• _ROWS_
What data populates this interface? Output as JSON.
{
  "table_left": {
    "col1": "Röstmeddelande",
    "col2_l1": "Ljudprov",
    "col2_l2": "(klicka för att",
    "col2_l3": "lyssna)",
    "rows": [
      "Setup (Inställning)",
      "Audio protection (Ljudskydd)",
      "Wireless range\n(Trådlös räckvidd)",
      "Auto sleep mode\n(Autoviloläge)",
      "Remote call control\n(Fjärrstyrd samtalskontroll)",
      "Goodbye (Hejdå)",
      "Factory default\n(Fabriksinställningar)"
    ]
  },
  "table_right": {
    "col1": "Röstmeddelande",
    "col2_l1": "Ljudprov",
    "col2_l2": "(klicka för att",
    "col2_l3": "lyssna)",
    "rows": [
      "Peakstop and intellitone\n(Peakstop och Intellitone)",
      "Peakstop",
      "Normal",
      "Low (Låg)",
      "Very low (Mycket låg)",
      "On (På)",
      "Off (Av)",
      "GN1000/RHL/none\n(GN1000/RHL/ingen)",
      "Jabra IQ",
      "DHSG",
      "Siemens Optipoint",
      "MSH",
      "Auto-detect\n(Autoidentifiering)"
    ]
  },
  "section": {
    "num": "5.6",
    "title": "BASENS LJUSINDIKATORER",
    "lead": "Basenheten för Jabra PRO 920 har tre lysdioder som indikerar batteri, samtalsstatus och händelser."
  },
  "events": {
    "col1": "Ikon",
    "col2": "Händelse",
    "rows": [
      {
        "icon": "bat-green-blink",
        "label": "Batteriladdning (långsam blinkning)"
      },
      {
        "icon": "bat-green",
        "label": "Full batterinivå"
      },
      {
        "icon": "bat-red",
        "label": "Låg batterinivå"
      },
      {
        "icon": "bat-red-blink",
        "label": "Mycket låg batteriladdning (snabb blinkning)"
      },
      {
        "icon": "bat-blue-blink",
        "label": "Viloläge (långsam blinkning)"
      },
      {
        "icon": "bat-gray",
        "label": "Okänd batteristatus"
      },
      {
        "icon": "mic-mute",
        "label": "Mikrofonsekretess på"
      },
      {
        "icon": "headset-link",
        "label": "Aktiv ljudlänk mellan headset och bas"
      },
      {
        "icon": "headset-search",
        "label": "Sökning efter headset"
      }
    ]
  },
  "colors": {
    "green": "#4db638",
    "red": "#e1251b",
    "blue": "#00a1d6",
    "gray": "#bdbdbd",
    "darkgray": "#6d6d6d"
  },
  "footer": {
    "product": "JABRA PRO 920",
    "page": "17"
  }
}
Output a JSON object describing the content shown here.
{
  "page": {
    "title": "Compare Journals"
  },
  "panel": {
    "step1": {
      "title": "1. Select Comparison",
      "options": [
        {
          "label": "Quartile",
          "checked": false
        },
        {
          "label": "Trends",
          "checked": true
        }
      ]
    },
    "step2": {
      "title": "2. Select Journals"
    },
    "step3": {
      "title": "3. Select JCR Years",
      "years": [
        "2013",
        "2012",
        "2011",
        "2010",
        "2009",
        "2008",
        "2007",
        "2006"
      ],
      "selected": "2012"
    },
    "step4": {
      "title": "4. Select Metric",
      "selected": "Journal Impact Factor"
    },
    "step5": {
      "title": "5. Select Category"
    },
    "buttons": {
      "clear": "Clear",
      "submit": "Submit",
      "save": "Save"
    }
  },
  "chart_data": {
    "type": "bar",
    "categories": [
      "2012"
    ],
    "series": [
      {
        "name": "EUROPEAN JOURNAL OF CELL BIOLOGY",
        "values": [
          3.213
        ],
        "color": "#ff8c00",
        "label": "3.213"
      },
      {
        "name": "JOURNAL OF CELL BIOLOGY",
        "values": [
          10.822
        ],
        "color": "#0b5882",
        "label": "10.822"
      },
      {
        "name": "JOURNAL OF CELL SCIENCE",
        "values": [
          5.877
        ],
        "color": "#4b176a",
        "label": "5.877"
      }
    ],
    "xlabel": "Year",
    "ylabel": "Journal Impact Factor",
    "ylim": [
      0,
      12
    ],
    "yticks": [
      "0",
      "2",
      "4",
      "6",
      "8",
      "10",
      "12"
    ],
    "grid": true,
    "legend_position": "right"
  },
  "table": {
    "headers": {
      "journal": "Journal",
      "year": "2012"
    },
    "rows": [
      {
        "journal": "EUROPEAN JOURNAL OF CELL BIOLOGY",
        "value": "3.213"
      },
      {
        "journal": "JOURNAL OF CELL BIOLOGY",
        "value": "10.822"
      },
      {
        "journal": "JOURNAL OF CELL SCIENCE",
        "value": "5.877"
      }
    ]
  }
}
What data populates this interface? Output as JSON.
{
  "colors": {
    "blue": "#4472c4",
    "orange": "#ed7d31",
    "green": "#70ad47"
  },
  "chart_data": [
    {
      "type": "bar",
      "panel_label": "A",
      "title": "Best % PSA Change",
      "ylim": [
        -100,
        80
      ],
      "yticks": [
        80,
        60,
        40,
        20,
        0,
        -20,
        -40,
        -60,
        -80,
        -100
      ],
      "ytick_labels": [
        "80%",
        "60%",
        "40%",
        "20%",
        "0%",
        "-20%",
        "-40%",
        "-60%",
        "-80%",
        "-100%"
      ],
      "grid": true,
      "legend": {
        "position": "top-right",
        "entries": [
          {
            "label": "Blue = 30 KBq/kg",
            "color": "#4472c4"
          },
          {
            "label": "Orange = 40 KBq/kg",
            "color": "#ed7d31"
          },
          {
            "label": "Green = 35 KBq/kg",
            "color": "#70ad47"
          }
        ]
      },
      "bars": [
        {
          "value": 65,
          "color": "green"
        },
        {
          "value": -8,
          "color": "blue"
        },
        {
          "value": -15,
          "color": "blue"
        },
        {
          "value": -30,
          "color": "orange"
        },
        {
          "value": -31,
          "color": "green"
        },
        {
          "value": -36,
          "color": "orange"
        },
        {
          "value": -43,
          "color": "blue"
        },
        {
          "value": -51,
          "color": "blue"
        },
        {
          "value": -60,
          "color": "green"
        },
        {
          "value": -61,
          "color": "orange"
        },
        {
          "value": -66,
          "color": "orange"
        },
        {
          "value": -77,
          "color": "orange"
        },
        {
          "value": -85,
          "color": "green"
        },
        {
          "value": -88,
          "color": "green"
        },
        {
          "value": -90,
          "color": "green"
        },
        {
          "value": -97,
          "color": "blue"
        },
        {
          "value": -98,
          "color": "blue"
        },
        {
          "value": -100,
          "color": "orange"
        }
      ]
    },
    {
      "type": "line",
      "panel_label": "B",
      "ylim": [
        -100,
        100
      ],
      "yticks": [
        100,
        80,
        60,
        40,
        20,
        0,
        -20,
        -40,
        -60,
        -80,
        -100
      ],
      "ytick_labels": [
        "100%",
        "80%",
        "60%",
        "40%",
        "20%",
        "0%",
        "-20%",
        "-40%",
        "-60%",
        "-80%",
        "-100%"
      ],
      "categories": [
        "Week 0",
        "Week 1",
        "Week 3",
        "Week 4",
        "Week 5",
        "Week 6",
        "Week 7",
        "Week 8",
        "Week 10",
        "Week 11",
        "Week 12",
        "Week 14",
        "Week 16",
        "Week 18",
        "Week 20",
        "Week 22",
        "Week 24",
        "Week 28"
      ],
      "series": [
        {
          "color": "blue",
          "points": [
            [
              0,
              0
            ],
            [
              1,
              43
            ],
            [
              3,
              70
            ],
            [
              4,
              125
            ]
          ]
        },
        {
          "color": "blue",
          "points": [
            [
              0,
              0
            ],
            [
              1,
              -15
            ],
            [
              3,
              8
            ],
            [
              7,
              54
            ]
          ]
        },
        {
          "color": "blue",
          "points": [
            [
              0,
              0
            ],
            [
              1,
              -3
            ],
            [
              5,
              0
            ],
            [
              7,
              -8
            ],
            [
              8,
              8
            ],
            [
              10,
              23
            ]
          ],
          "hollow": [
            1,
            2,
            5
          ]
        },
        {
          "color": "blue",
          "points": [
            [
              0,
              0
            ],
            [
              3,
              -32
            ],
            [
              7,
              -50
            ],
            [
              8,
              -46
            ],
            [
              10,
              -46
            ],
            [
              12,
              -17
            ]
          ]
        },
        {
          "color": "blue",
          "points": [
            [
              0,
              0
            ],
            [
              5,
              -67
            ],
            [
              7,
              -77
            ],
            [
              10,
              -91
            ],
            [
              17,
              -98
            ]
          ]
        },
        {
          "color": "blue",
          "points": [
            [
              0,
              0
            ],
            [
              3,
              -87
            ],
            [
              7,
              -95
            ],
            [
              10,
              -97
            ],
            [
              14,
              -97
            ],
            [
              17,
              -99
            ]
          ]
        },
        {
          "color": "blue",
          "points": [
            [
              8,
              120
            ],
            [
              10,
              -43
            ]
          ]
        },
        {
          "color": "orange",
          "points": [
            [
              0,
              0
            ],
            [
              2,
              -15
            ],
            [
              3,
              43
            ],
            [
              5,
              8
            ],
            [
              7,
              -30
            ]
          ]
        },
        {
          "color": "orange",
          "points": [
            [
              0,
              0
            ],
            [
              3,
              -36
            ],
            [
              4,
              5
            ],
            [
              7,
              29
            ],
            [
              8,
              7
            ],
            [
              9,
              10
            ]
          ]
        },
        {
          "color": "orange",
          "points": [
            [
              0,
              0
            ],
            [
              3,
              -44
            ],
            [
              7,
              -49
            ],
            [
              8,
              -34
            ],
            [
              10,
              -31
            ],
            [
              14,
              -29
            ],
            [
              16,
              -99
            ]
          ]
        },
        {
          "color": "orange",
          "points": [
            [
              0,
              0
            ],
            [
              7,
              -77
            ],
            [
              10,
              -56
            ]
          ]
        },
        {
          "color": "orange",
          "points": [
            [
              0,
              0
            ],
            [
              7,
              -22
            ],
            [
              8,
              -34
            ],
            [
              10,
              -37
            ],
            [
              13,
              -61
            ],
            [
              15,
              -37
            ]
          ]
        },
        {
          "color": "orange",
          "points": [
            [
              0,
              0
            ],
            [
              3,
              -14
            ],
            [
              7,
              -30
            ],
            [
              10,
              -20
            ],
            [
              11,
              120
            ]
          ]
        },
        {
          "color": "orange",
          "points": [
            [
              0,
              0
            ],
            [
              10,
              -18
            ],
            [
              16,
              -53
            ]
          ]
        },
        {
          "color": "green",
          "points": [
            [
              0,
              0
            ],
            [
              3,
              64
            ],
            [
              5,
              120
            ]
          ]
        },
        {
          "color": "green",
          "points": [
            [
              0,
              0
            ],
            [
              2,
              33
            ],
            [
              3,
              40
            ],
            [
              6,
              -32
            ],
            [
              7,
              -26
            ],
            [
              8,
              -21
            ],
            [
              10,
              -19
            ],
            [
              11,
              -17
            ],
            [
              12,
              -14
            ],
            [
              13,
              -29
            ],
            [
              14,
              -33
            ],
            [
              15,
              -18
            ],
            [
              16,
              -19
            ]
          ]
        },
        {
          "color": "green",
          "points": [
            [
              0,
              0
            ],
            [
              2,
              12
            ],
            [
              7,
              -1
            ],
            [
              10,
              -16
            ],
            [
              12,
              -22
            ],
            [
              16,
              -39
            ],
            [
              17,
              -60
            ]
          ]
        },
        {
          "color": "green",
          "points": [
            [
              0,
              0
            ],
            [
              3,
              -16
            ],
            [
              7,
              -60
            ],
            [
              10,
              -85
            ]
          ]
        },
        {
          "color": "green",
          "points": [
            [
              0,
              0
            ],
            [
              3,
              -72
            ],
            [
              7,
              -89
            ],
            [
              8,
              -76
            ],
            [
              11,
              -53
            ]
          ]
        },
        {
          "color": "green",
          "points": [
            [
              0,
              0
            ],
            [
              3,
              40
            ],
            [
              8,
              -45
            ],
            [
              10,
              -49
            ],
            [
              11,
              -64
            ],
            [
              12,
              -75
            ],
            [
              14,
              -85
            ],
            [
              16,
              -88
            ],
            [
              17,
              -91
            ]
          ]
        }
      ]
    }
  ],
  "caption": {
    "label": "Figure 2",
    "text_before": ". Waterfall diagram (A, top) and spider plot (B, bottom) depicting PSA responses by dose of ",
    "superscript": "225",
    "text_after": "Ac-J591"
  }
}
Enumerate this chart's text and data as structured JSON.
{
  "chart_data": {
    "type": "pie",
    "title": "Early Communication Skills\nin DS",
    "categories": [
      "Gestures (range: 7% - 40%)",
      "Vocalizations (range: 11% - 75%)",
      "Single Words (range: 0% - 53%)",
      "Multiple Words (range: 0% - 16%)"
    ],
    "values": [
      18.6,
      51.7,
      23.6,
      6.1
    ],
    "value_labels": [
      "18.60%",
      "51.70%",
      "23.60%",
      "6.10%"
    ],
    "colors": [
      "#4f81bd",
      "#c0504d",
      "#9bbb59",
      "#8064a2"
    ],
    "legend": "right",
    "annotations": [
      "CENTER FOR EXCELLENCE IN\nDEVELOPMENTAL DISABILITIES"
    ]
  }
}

• _SET PROBLEM_
Show every line from the listing above in which the string "Peakstop" appears.

• _SOLUTION TO THIS TASK_
      "Peakstop and intellitone\n(Peakstop och Intellitone)",
      "Peakstop",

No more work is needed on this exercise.